#### [REQUIREMENTS]
Copy the data from its start through the line that contains "page-number: 1 <box>346 907 354 921</box>", with both ends included, and substitute "contents-entry" for every "toc-item". Leave everything else unchanged.

#### [THE DATA]
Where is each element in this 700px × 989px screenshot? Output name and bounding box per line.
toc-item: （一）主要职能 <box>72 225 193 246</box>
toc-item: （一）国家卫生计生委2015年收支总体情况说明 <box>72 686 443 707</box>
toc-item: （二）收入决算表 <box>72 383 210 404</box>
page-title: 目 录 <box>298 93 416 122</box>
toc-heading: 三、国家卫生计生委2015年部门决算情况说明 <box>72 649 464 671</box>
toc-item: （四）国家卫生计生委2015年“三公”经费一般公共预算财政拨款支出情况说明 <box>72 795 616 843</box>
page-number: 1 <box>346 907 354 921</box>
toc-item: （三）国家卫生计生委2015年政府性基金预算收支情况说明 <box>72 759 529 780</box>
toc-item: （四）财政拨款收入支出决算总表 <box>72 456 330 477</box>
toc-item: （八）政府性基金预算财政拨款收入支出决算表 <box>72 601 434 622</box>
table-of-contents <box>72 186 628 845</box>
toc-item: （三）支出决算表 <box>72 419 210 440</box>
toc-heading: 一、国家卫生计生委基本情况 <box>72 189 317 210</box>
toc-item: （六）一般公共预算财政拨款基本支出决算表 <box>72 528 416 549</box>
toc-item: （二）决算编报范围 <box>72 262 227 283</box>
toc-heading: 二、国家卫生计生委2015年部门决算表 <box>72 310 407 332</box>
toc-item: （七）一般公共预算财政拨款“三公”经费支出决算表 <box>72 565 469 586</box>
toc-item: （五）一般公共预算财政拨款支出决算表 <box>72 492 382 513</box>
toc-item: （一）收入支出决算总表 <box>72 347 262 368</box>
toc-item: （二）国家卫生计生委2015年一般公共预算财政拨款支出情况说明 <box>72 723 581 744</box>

#### [CORRECT RESPONSE]
Where is each element in this 700px × 989px screenshot? Output name and bounding box per line.
contents-entry: （一）主要职能 <box>72 225 193 246</box>
contents-entry: （一）国家卫生计生委2015年收支总体情况说明 <box>72 686 443 707</box>
contents-entry: （二）收入决算表 <box>72 383 210 404</box>
page-title: 目 录 <box>298 93 416 122</box>
toc-heading: 三、国家卫生计生委2015年部门决算情况说明 <box>72 649 464 671</box>
contents-entry: （四）国家卫生计生委2015年“三公”经费一般公共预算财政拨款支出情况说明 <box>72 795 616 843</box>
page-number: 1 <box>346 907 354 921</box>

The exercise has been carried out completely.